# [Transcription dataset entries]
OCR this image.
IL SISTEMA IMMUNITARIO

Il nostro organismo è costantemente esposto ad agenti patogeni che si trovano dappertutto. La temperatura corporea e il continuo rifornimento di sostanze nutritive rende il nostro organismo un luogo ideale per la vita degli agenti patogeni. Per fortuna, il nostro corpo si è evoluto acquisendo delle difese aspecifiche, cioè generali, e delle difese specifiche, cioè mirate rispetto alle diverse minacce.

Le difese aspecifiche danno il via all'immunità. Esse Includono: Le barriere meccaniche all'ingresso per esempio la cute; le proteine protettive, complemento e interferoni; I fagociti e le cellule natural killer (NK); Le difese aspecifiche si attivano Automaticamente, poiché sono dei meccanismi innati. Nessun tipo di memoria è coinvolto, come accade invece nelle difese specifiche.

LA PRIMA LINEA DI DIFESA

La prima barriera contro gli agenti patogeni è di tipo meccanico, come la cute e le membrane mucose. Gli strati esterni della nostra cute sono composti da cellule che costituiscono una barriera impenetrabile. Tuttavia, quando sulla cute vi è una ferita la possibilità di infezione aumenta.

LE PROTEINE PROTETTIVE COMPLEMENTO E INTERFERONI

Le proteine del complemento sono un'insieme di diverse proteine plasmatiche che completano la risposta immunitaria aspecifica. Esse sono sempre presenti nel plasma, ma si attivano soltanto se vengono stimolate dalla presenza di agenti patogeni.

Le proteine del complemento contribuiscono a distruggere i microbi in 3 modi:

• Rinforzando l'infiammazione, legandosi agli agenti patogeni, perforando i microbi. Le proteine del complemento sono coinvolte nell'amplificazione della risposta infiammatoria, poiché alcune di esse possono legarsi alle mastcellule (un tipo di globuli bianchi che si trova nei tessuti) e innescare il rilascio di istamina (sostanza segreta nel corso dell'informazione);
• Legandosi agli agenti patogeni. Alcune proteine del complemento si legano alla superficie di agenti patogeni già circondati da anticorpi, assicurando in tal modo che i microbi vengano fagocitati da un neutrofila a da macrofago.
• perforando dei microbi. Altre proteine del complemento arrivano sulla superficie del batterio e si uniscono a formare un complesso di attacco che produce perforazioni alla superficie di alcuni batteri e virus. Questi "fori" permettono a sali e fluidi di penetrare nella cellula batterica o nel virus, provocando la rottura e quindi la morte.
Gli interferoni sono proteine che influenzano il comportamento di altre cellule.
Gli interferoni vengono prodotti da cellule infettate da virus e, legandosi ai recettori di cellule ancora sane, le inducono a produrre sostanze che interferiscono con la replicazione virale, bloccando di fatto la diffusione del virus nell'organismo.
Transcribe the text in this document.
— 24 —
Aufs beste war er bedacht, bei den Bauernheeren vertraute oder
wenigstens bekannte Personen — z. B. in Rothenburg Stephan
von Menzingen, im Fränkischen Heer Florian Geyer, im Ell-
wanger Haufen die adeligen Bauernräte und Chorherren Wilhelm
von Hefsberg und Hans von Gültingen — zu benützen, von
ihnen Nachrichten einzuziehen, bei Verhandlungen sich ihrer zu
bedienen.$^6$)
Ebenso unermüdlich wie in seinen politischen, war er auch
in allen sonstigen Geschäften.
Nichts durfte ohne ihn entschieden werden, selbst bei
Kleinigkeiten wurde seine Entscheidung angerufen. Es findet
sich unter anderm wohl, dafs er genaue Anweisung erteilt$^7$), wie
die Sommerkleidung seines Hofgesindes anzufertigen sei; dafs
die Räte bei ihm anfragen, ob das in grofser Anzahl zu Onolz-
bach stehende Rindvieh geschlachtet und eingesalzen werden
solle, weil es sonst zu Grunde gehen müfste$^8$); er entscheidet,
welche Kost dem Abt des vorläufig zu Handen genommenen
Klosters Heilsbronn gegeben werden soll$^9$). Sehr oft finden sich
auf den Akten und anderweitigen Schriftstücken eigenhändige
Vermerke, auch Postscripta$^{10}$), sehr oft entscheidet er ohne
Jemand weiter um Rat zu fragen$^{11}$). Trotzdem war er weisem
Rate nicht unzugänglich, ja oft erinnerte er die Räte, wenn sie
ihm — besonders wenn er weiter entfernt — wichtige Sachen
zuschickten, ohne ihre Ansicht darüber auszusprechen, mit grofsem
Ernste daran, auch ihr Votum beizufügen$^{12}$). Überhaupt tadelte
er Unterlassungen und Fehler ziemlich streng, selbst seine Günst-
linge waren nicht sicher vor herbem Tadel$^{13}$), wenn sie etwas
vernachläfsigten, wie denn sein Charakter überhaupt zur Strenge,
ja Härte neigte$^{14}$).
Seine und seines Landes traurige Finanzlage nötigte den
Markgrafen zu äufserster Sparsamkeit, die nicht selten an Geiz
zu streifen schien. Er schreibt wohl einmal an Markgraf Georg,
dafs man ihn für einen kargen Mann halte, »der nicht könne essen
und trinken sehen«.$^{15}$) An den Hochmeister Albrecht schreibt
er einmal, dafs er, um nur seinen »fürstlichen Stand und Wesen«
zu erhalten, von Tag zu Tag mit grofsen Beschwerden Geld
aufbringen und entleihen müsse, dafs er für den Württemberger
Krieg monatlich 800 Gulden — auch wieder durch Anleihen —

# [Task directions]
Wherever a line in the records contains the word "perforando", copy that line.

# [Response]
• Rinforzando l'infiammazione, legandosi agli agenti patogeni, perforando i microbi. Le proteine del complemento sono coinvolte nell'amplificazione della risposta infiammatoria, poiché alcune di esse possono legarsi alle mastcellule (un tipo di globuli bianchi che si trova nei tessuti) e innescare il rilascio di istamina (sostanza segreta nel corso dell'informazione);
• perforando dei microbi. Altre proteine del complemento arrivano sulla superficie del batterio e si uniscono a formare un complesso di attacco che produce perforazioni alla superficie di alcuni batteri e virus. Questi "fori" permettono a sali e fluidi di penetrare nella cellula batterica o nel virus, provocando la rottura e quindi la morte.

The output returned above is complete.